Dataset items
(begin)
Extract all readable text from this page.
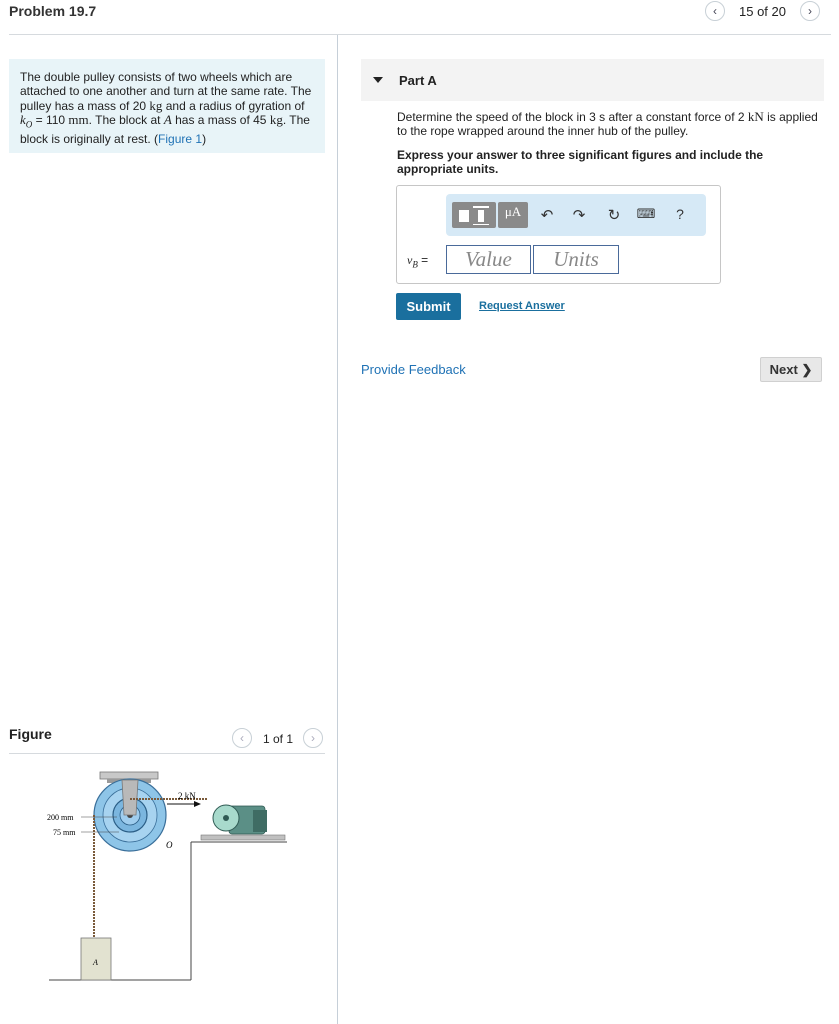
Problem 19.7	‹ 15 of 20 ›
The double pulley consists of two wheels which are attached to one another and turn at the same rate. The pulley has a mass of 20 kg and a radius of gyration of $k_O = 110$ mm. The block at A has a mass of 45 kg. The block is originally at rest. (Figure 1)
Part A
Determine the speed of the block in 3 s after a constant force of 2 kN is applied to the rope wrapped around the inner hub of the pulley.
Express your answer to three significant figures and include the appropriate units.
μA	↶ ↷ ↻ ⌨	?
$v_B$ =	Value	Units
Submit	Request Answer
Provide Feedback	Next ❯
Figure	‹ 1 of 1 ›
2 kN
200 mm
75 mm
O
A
(end)
▶ **Exercise objective**
Identify every line where the string "block" appears.

▶ **Finished answer**
The double pulley consists of two wheels which are attached to one another and turn at the same rate. The pulley has a mass of 20 kg and a radius of gyration of $k_O = 110$ mm. The block at A has a mass of 45 kg. The block is originally at rest. (Figure 1)
Determine the speed of the block in 3 s after a constant force of 2 kN is applied to the rope wrapped around the inner hub of the pulley.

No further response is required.